- [The exercise]:
Restate the data below word for word. Skip any images it contains.

+ + + +

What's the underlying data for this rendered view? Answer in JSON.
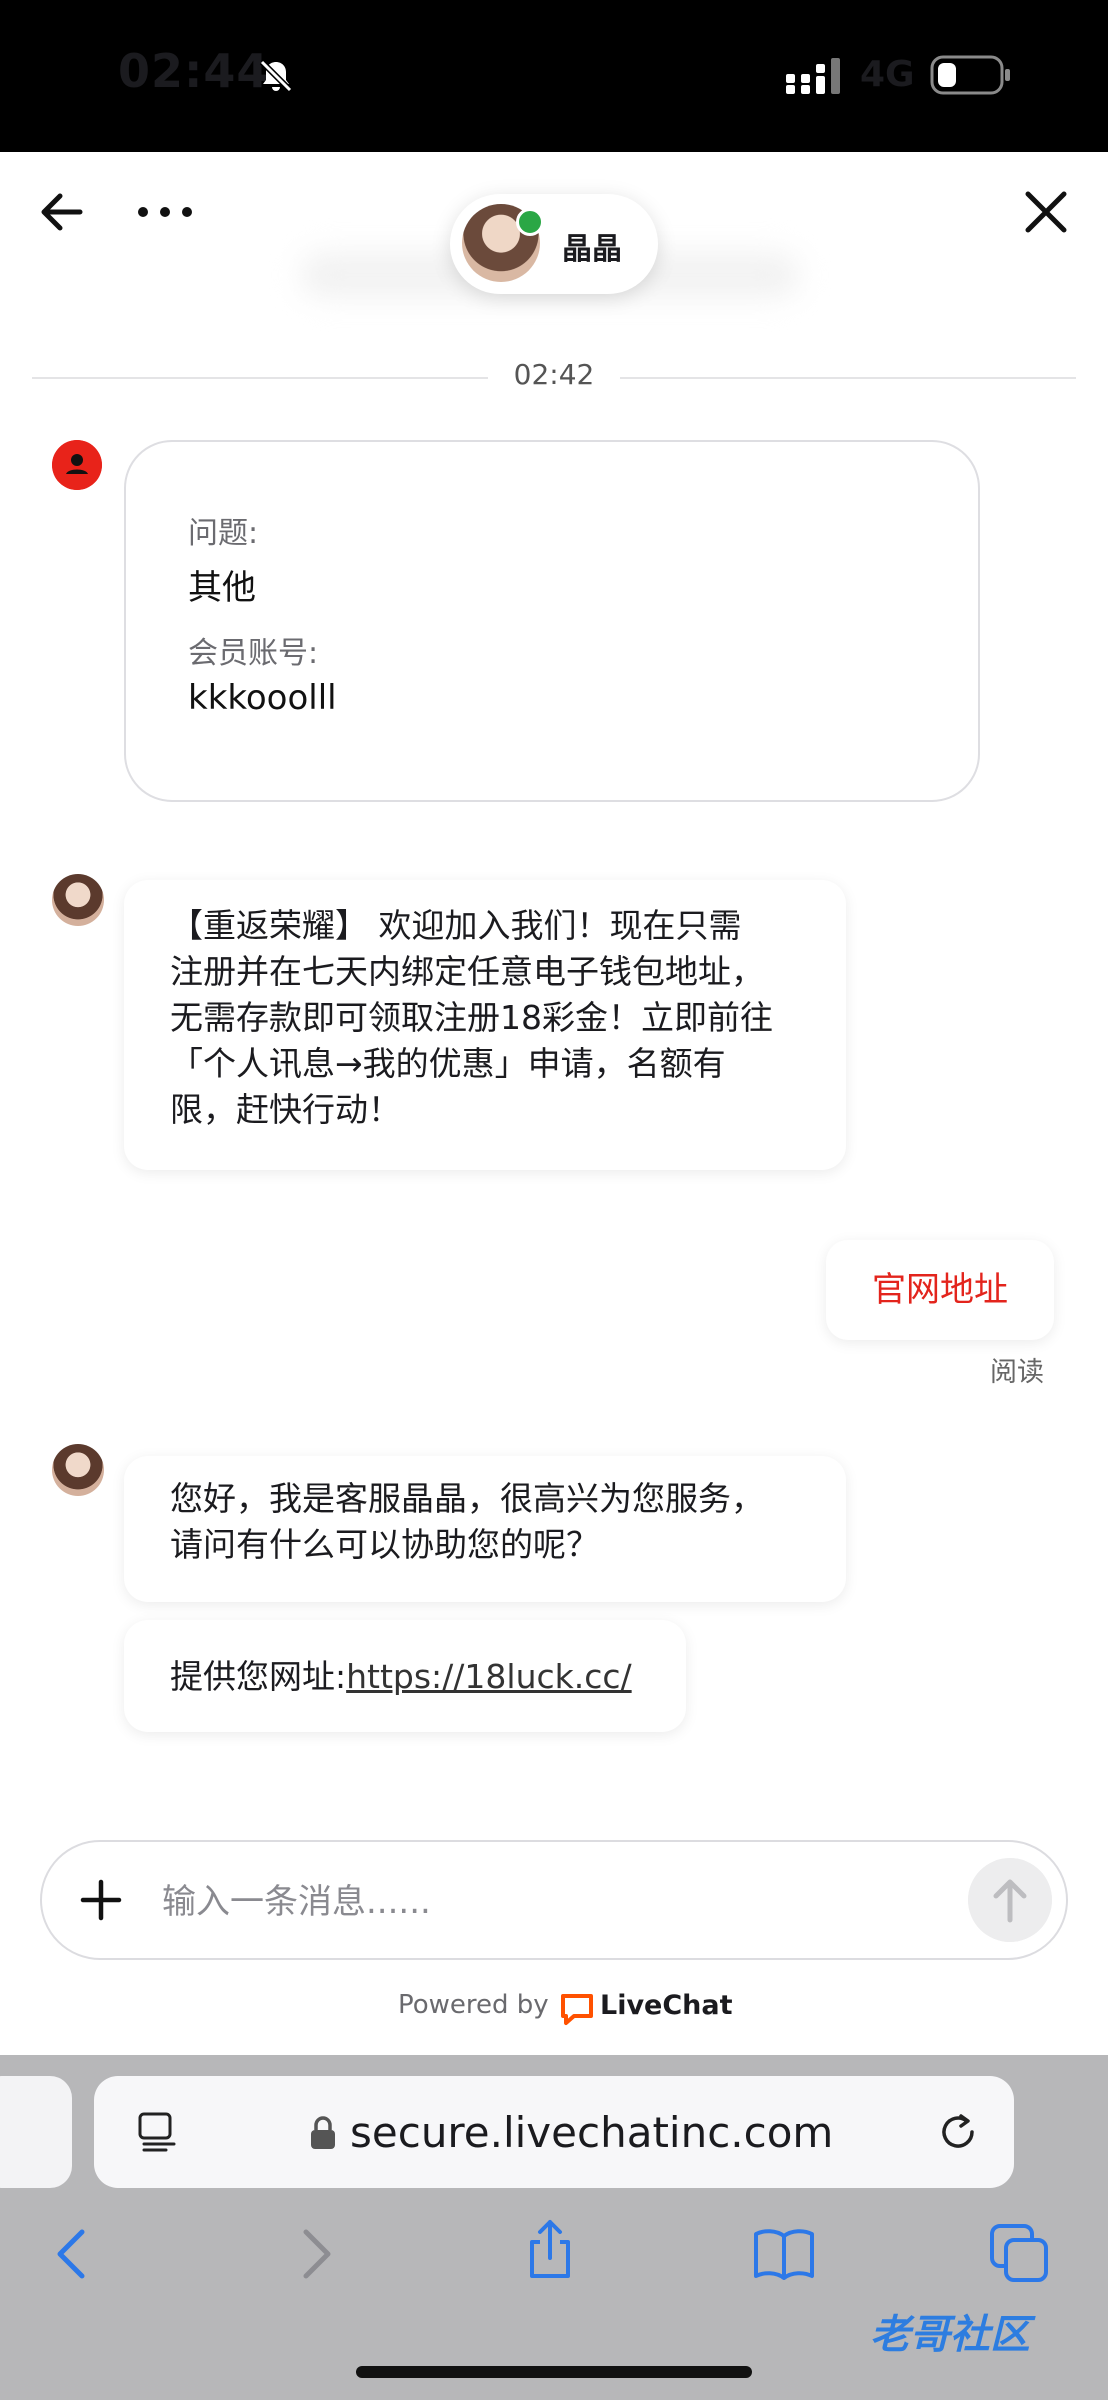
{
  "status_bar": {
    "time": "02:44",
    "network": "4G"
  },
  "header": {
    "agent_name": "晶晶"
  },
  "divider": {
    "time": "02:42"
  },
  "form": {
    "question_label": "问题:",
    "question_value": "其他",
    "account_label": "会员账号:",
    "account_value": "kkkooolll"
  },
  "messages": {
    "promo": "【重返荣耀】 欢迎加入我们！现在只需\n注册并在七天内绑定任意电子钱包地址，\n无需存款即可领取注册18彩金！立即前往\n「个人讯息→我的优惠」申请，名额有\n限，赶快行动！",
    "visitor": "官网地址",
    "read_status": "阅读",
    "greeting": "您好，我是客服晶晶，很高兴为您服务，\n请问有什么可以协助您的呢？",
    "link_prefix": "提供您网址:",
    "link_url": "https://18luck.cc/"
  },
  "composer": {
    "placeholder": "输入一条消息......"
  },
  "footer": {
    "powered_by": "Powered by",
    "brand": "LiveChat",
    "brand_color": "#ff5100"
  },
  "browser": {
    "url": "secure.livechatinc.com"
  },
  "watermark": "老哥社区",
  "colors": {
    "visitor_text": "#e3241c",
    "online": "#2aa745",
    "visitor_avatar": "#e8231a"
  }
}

+ + + +

- [Completed exercise]:
What's the underlying data for this rendered view? Answer in JSON.
{
  "status_bar": {
    "time": "02:44",
    "network": "4G"
  },
  "header": {
    "agent_name": "晶晶"
  },
  "divider": {
    "time": "02:42"
  },
  "form": {
    "question_label": "问题:",
    "question_value": "其他",
    "account_label": "会员账号:",
    "account_value": "kkkooolll"
  },
  "messages": {
    "promo": "【重返荣耀】 欢迎加入我们！现在只需\n注册并在七天内绑定任意电子钱包地址，\n无需存款即可领取注册18彩金！立即前往\n「个人讯息→我的优惠」申请，名额有\n限，赶快行动！",
    "visitor": "官网地址",
    "read_status": "阅读",
    "greeting": "您好，我是客服晶晶，很高兴为您服务，\n请问有什么可以协助您的呢？",
    "link_prefix": "提供您网址:",
    "link_url": "https://18luck.cc/"
  },
  "composer": {
    "placeholder": "输入一条消息......"
  },
  "footer": {
    "powered_by": "Powered by",
    "brand": "LiveChat",
    "brand_color": "#ff5100"
  },
  "browser": {
    "url": "secure.livechatinc.com"
  },
  "watermark": "老哥社区",
  "colors": {
    "visitor_text": "#e3241c",
    "online": "#2aa745",
    "visitor_avatar": "#e8231a"
  }
}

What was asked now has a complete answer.